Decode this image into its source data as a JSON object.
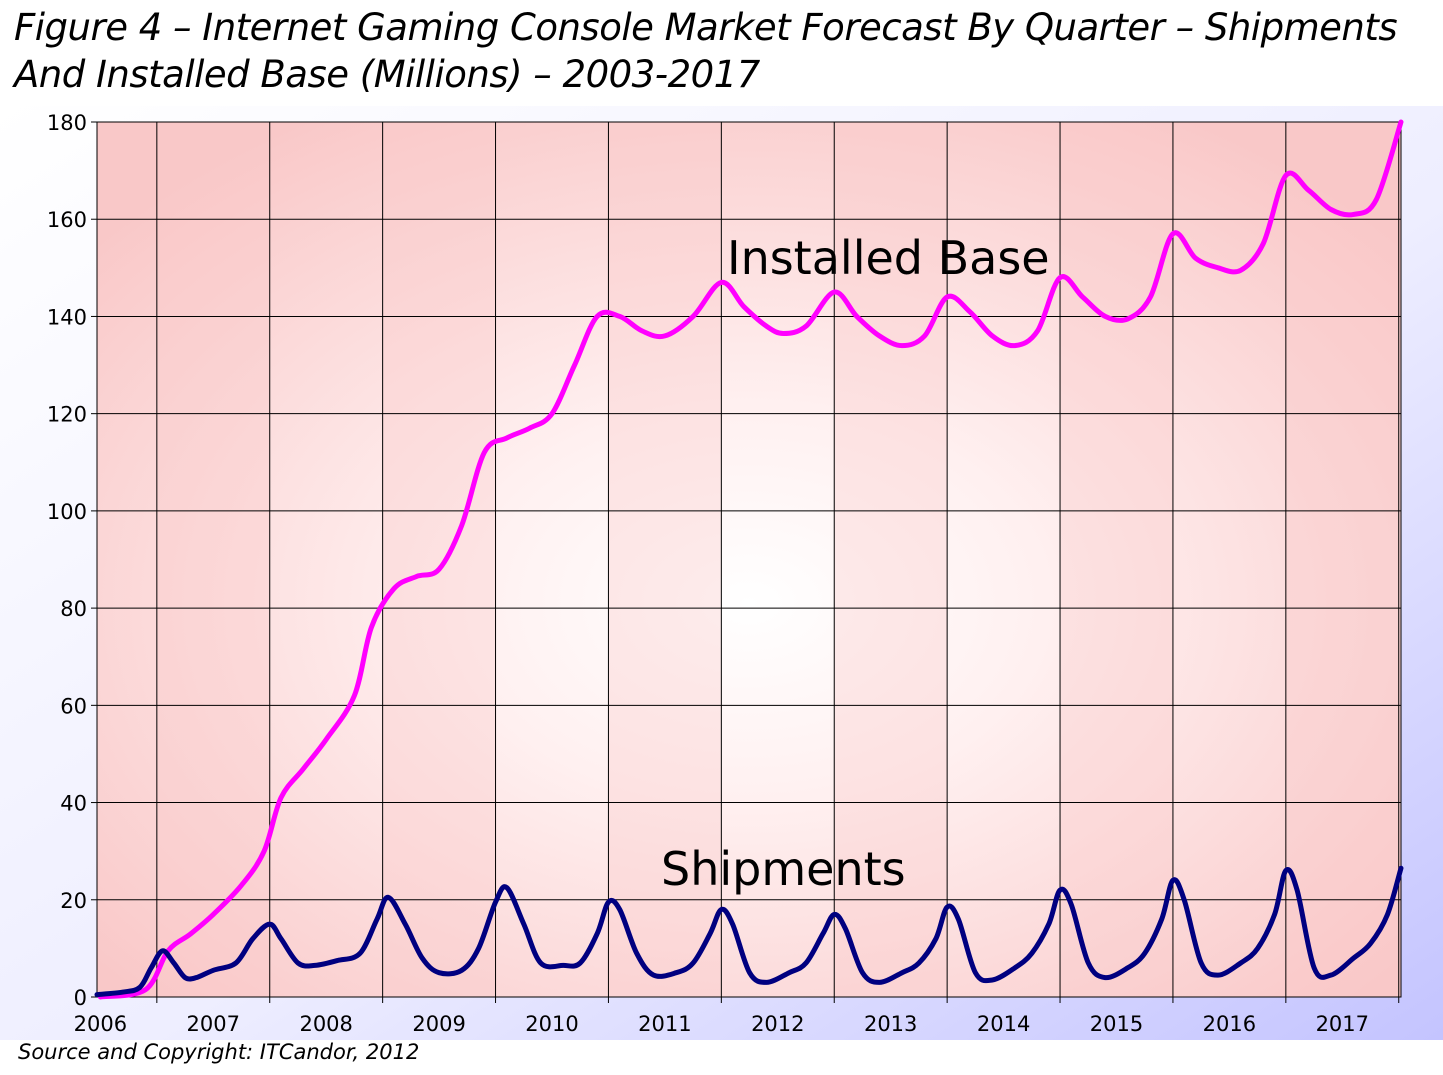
{
  "header": {
    "title_line1": "Figure 4 – Internet Gaming Console Market Forecast By Quarter – Shipments",
    "title_line2": "And Installed Base (Millions) – 2003-2017"
  },
  "footer": {
    "source": "Source and Copyright: ITCandor, 2012"
  },
  "colors": {
    "installed_base": "#ff00ff",
    "shipments": "#000080",
    "plot_band": "#f9c8c8",
    "outer_bg": "#ccccff"
  },
  "chart_data": {
    "type": "line",
    "title": "Figure 4 – Internet Gaming Console Market Forecast By Quarter – Shipments And Installed Base (Millions) – 2003-2017",
    "xlabel": "",
    "ylabel": "",
    "ylim": [
      0,
      180
    ],
    "y_ticks": [
      "0",
      "20",
      "40",
      "60",
      "80",
      "100",
      "120",
      "140",
      "160",
      "180"
    ],
    "x_labels": [
      "2006",
      "2007",
      "2008",
      "2009",
      "2010",
      "2011",
      "2012",
      "2013",
      "2014",
      "2015",
      "2016",
      "2017"
    ],
    "x_range": [
      2005.97,
      2017.52
    ],
    "grid": true,
    "legend": "none",
    "annotations": [
      "Installed Base",
      "Shipments"
    ],
    "series": [
      {
        "name": "Installed Base",
        "x": [
          2006.0,
          2006.4,
          2006.6,
          2006.8,
          2007.0,
          2007.25,
          2007.45,
          2007.6,
          2007.8,
          2008.0,
          2008.25,
          2008.4,
          2008.6,
          2008.8,
          2009.0,
          2009.2,
          2009.4,
          2009.6,
          2009.8,
          2010.0,
          2010.2,
          2010.4,
          2010.6,
          2010.8,
          2011.0,
          2011.25,
          2011.5,
          2011.7,
          2011.9,
          2012.05,
          2012.25,
          2012.5,
          2012.7,
          2012.9,
          2013.1,
          2013.3,
          2013.5,
          2013.7,
          2013.9,
          2014.1,
          2014.3,
          2014.5,
          2014.7,
          2014.9,
          2015.1,
          2015.3,
          2015.5,
          2015.7,
          2015.9,
          2016.1,
          2016.3,
          2016.5,
          2016.7,
          2016.9,
          2017.1,
          2017.3,
          2017.52
        ],
        "values": [
          0,
          1.5,
          9.5,
          13,
          17,
          23,
          30,
          41,
          47,
          53,
          62,
          76,
          84,
          86.5,
          88,
          97,
          112,
          115,
          117,
          120,
          130,
          140,
          140,
          137,
          136,
          140,
          147,
          142,
          138,
          136.5,
          138,
          145,
          140,
          136,
          134,
          136,
          144,
          141,
          136,
          134,
          137,
          148,
          144,
          140,
          139.5,
          144,
          157,
          152,
          150,
          149.5,
          155,
          169,
          166,
          162,
          161,
          164,
          180
        ]
      },
      {
        "name": "Shipments",
        "x": [
          2005.97,
          2006.2,
          2006.35,
          2006.45,
          2006.55,
          2006.65,
          2006.75,
          2006.85,
          2007.0,
          2007.2,
          2007.35,
          2007.5,
          2007.6,
          2007.75,
          2007.9,
          2008.1,
          2008.3,
          2008.45,
          2008.55,
          2008.7,
          2008.85,
          2009.0,
          2009.2,
          2009.35,
          2009.5,
          2009.6,
          2009.75,
          2009.9,
          2010.1,
          2010.25,
          2010.4,
          2010.5,
          2010.6,
          2010.75,
          2010.9,
          2011.1,
          2011.25,
          2011.4,
          2011.5,
          2011.6,
          2011.75,
          2011.9,
          2012.1,
          2012.25,
          2012.4,
          2012.5,
          2012.6,
          2012.75,
          2012.9,
          2013.1,
          2013.25,
          2013.4,
          2013.5,
          2013.6,
          2013.75,
          2013.9,
          2014.1,
          2014.25,
          2014.4,
          2014.5,
          2014.6,
          2014.75,
          2014.9,
          2015.1,
          2015.25,
          2015.4,
          2015.5,
          2015.6,
          2015.75,
          2015.9,
          2016.1,
          2016.25,
          2016.4,
          2016.5,
          2016.6,
          2016.75,
          2016.9,
          2017.1,
          2017.25,
          2017.4,
          2017.52
        ],
        "values": [
          0.5,
          1,
          2,
          6,
          9.5,
          7,
          4,
          4,
          5.5,
          7,
          12,
          15,
          12,
          7,
          6.5,
          7.5,
          9,
          16,
          20.5,
          15,
          8,
          5,
          5.5,
          10,
          19.5,
          22.5,
          15,
          7,
          6.5,
          7,
          13,
          19.5,
          18,
          9,
          4.5,
          5,
          7,
          13,
          18,
          15,
          5,
          3,
          5,
          7,
          13,
          17,
          14,
          5,
          3,
          5,
          7,
          12,
          18.5,
          16,
          5,
          3.5,
          6,
          9,
          15,
          22,
          19,
          7,
          4,
          6,
          9,
          16,
          24,
          20,
          7,
          4.5,
          7,
          10,
          17,
          26,
          22,
          6,
          4.5,
          8,
          11,
          17,
          26.5
        ]
      }
    ]
  }
}
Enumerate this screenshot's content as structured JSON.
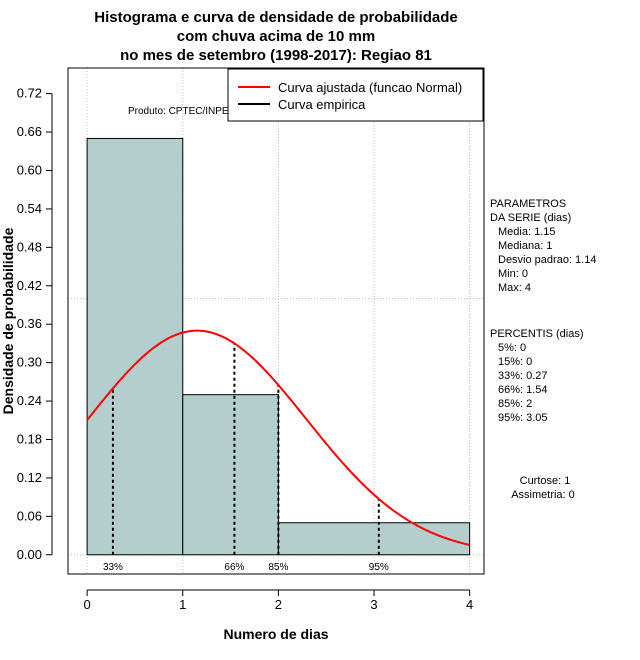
{
  "chart_data": {
    "type": "bar",
    "title_lines": [
      "Histograma e curva de densidade de probabilidade",
      "com chuva acima de 10 mm",
      "no mes de setembro (1998-2017): Regiao 81"
    ],
    "xlabel": "Numero de dias",
    "ylabel": "Densidade de probabilidade",
    "xlim": [
      -0.2,
      4.15
    ],
    "ylim": [
      -0.03,
      0.76
    ],
    "x_ticks": [
      "0",
      "1",
      "2",
      "3",
      "4"
    ],
    "y_ticks": [
      "0.00",
      "0.06",
      "0.12",
      "0.18",
      "0.24",
      "0.30",
      "0.36",
      "0.42",
      "0.48",
      "0.54",
      "0.60",
      "0.66",
      "0.72"
    ],
    "grid": true,
    "bins": [
      {
        "x0": 0,
        "x1": 1,
        "density": 0.65
      },
      {
        "x0": 1,
        "x1": 2,
        "density": 0.25
      },
      {
        "x0": 2,
        "x1": 4,
        "density": 0.05
      }
    ],
    "normal_fit": {
      "mean": 1.15,
      "sd": 1.14
    },
    "percentile_markers": [
      {
        "label": "33%",
        "x": 0.27
      },
      {
        "label": "66%",
        "x": 1.54
      },
      {
        "label": "85%",
        "x": 2.0
      },
      {
        "label": "95%",
        "x": 3.05
      }
    ],
    "legend": {
      "position": "top-right",
      "entries": [
        {
          "label": "Curva ajustada (funcao Normal)",
          "color": "#ff0000"
        },
        {
          "label": "Curva empirica",
          "color": "#000000"
        }
      ]
    },
    "source_note": "Produto: CPTEC/INPE",
    "colors": {
      "bar_fill": "#b4cdcd",
      "curve": "#ff0000",
      "grid": "#bebebe"
    },
    "side_panel": {
      "params_title": [
        "PARAMETROS",
        "DA SERIE (dias)"
      ],
      "params": [
        "Media: 1.15",
        "Mediana: 1",
        "Desvio padrao: 1.14",
        "Min: 0",
        "Max: 4"
      ],
      "percentis_title": "PERCENTIS (dias)",
      "percentis": [
        "5%: 0",
        "15%: 0",
        "33%: 0.27",
        "66%: 1.54",
        "85%: 2",
        "95%: 3.05"
      ],
      "curtose": "Curtose: 1",
      "assimetria": "Assimetria: 0"
    }
  }
}
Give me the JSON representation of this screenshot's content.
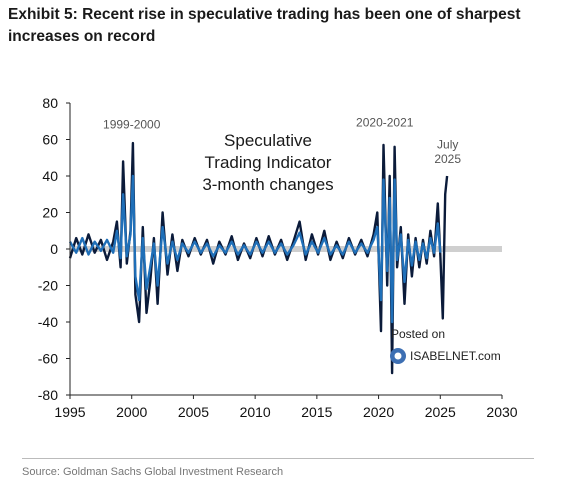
{
  "header": {
    "title": "Exhibit 5: Recent rise in speculative trading has been one of sharpest increases on record"
  },
  "footer": {
    "source": "Source: Goldman Sachs Global Investment Research"
  },
  "watermark": {
    "line1": "Posted on",
    "line2": "ISABELNET.com"
  },
  "colors": {
    "navy_series": "#0b1b3a",
    "blue_series": "#1f6fb8",
    "zero_line": "#cfcfcf"
  },
  "chart_data": {
    "type": "line",
    "title": "Speculative Trading Indicator 3-month changes",
    "title_lines": [
      "Speculative",
      "Trading Indicator",
      "3-month changes"
    ],
    "xlabel": "",
    "ylabel": "",
    "xlim": [
      1995,
      2030
    ],
    "ylim": [
      -80,
      80
    ],
    "x_ticks": [
      "1995",
      "2000",
      "2005",
      "2010",
      "2015",
      "2020",
      "2025",
      "2030"
    ],
    "y_ticks": [
      "80",
      "60",
      "40",
      "20",
      "0",
      "-20",
      "-40",
      "-60",
      "-80"
    ],
    "annotations": [
      {
        "text": "1999-2000",
        "x": 2000.0,
        "y": 66
      },
      {
        "text": "2020-2021",
        "x": 2020.5,
        "y": 67
      },
      {
        "text": "July",
        "x": 2025.6,
        "y": 55
      },
      {
        "text": "2025",
        "x": 2025.6,
        "y": 47
      }
    ],
    "series": [
      {
        "x": [
          1995.0,
          1995.5,
          1996.0,
          1996.5,
          1997.0,
          1997.5,
          1998.0,
          1998.5,
          1998.8,
          1999.1,
          1999.3,
          1999.6,
          1999.9,
          2000.1,
          2000.3,
          2000.6,
          2000.9,
          2001.2,
          2001.5,
          2001.8,
          2002.1,
          2002.5,
          2002.9,
          2003.3,
          2003.7,
          2004.1,
          2004.6,
          2005.1,
          2005.6,
          2006.1,
          2006.6,
          2007.1,
          2007.6,
          2008.1,
          2008.6,
          2009.1,
          2009.6,
          2010.1,
          2010.6,
          2011.1,
          2011.6,
          2012.1,
          2012.6,
          2013.1,
          2013.6,
          2014.1,
          2014.6,
          2015.1,
          2015.6,
          2016.1,
          2016.6,
          2017.1,
          2017.6,
          2018.1,
          2018.6,
          2019.1,
          2019.6,
          2019.9,
          2020.2,
          2020.4,
          2020.7,
          2020.9,
          2021.1,
          2021.3,
          2021.5,
          2021.8,
          2022.1,
          2022.4,
          2022.7,
          2023.0,
          2023.3,
          2023.6,
          2023.9,
          2024.2,
          2024.5,
          2024.8,
          2025.0,
          2025.2,
          2025.4,
          2025.55
        ],
        "values": [
          -5,
          6,
          -3,
          8,
          -2,
          5,
          -6,
          4,
          15,
          -10,
          48,
          -8,
          10,
          58,
          -25,
          -40,
          12,
          -35,
          -18,
          6,
          -30,
          20,
          -14,
          8,
          -12,
          5,
          -4,
          6,
          -3,
          5,
          -8,
          4,
          -3,
          7,
          -6,
          3,
          -5,
          6,
          -4,
          7,
          -3,
          5,
          -6,
          4,
          15,
          -6,
          8,
          -3,
          10,
          -6,
          4,
          -5,
          6,
          -3,
          5,
          -4,
          8,
          20,
          -45,
          57,
          -20,
          40,
          -68,
          56,
          -10,
          12,
          -30,
          8,
          -15,
          6,
          -10,
          5,
          -8,
          10,
          -4,
          25,
          -3,
          -38,
          30,
          40
        ]
      },
      {
        "x": [
          1995.0,
          1995.5,
          1996.0,
          1996.5,
          1997.0,
          1997.5,
          1998.0,
          1998.5,
          1998.8,
          1999.1,
          1999.3,
          1999.6,
          1999.9,
          2000.1,
          2000.3,
          2000.6,
          2000.9,
          2001.2,
          2001.5,
          2001.8,
          2002.1,
          2002.5,
          2002.9,
          2003.3,
          2003.7,
          2004.1,
          2004.6,
          2005.1,
          2005.6,
          2006.1,
          2006.6,
          2007.1,
          2007.6,
          2008.1,
          2008.6,
          2009.1,
          2009.6,
          2010.1,
          2010.6,
          2011.1,
          2011.6,
          2012.1,
          2012.6,
          2013.1,
          2013.6,
          2014.1,
          2014.6,
          2015.1,
          2015.6,
          2016.1,
          2016.6,
          2017.1,
          2017.6,
          2018.1,
          2018.6,
          2019.1,
          2019.6,
          2019.9,
          2020.2,
          2020.4,
          2020.7,
          2020.9,
          2021.1,
          2021.3,
          2021.5,
          2021.8,
          2022.1,
          2022.4,
          2022.7,
          2023.0,
          2023.3,
          2023.6,
          2023.9,
          2024.2,
          2024.5,
          2024.8,
          2025.0
        ],
        "values": [
          4,
          -2,
          6,
          -3,
          4,
          -1,
          5,
          -2,
          10,
          -5,
          30,
          -4,
          8,
          40,
          -15,
          -28,
          6,
          -22,
          -10,
          3,
          -20,
          12,
          -8,
          4,
          -6,
          3,
          -2,
          4,
          -2,
          3,
          -4,
          2,
          -2,
          4,
          -3,
          2,
          -3,
          4,
          -2,
          4,
          -2,
          3,
          -3,
          2,
          9,
          -3,
          4,
          -2,
          6,
          -3,
          2,
          -3,
          4,
          -2,
          3,
          -2,
          5,
          12,
          -28,
          38,
          -12,
          28,
          -40,
          38,
          -6,
          8,
          -18,
          5,
          -9,
          4,
          -6,
          3,
          -5,
          6,
          -2,
          14,
          -2
        ]
      }
    ]
  }
}
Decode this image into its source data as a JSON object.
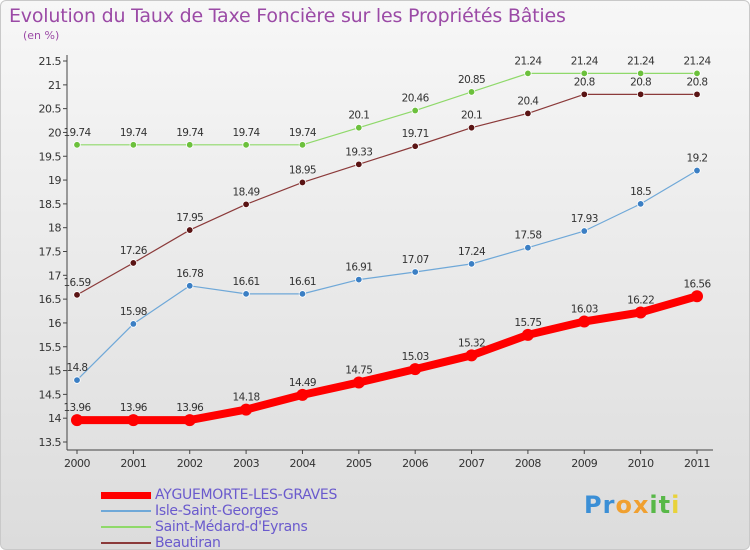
{
  "title": "Evolution du Taux de Taxe Foncière sur les Propriétés Bâties",
  "unit_label": "(en %)",
  "logo": {
    "letters": [
      "P",
      "r",
      "o",
      "x",
      "i",
      "t",
      "i"
    ],
    "colors": [
      "#3b8fd6",
      "#3b8fd6",
      "#f0a030",
      "#f0a030",
      "#58b848",
      "#58b848",
      "#e8d23a"
    ]
  },
  "chart_data": {
    "type": "line",
    "x": [
      2000,
      2001,
      2002,
      2003,
      2004,
      2005,
      2006,
      2007,
      2008,
      2009,
      2010,
      2011
    ],
    "ylim": [
      13.5,
      21.5
    ],
    "yticks": [
      "13.5",
      "14",
      "14.5",
      "15",
      "15.5",
      "16",
      "16.5",
      "17",
      "17.5",
      "18",
      "18.5",
      "19",
      "19.5",
      "20",
      "20.5",
      "21",
      "21.5"
    ],
    "grid": false,
    "legend": "bottom-left",
    "series": [
      {
        "name": "AYGUEMORTE-LES-GRAVES",
        "color": "#ff0000",
        "point_color": "#ff0000",
        "width": 8,
        "values": [
          13.96,
          13.96,
          13.96,
          14.18,
          14.49,
          14.75,
          15.03,
          15.32,
          15.75,
          16.03,
          16.22,
          16.56
        ],
        "labels": [
          "13.96",
          "13.96",
          "13.96",
          "14.18",
          "14.49",
          "14.75",
          "15.03",
          "15.32",
          "15.75",
          "16.03",
          "16.22",
          "16.56"
        ]
      },
      {
        "name": "Isle-Saint-Georges",
        "color": "#6fa8d8",
        "point_color": "#3b7fc4",
        "width": 1.2,
        "values": [
          14.8,
          15.98,
          16.78,
          16.61,
          16.61,
          16.91,
          17.07,
          17.24,
          17.58,
          17.93,
          18.5,
          19.2
        ],
        "labels": [
          "14.8",
          "15.98",
          "16.78",
          "16.61",
          "16.61",
          "16.91",
          "17.07",
          "17.24",
          "17.58",
          "17.93",
          "18.5",
          "19.2"
        ]
      },
      {
        "name": "Saint-Médard-d'Eyrans",
        "color": "#8fd96a",
        "point_color": "#6cc03c",
        "width": 1.2,
        "values": [
          19.74,
          19.74,
          19.74,
          19.74,
          19.74,
          20.1,
          20.46,
          20.85,
          21.24,
          21.24,
          21.24,
          21.24
        ],
        "labels": [
          "19.74",
          "19.74",
          "19.74",
          "19.74",
          "19.74",
          "20.1",
          "20.46",
          "20.85",
          "21.24",
          "21.24",
          "21.24",
          "21.24"
        ]
      },
      {
        "name": "Beautiran",
        "color": "#8b3a3a",
        "point_color": "#5a1414",
        "width": 1.2,
        "values": [
          16.59,
          17.26,
          17.95,
          18.49,
          18.95,
          19.33,
          19.71,
          20.1,
          20.4,
          20.8,
          20.8,
          20.8
        ],
        "labels": [
          "16.59",
          "17.26",
          "17.95",
          "18.49",
          "18.95",
          "19.33",
          "19.71",
          "20.1",
          "20.4",
          "20.8",
          "20.8",
          "20.8"
        ]
      }
    ]
  }
}
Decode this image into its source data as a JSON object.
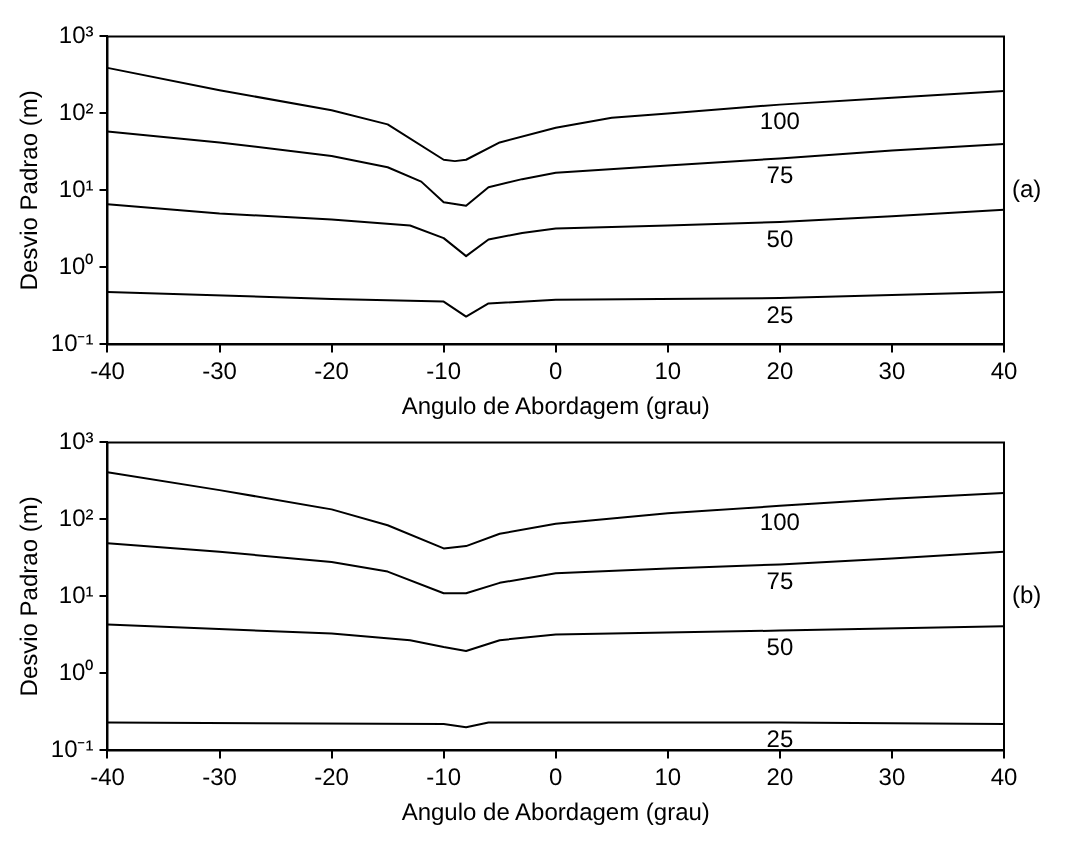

----

* Task objective
Review the preceding data and report every line that includes the string "Console".

* Exercise output
    "title_line1": "Figure 4 – Internet Gaming Console Market Forecast By Quarter – Shipments",
    "title": "Figure 4 – Internet Gaming Console Market Forecast By Quarter – Shipments And Installed Base (Millions) – 2003-2017",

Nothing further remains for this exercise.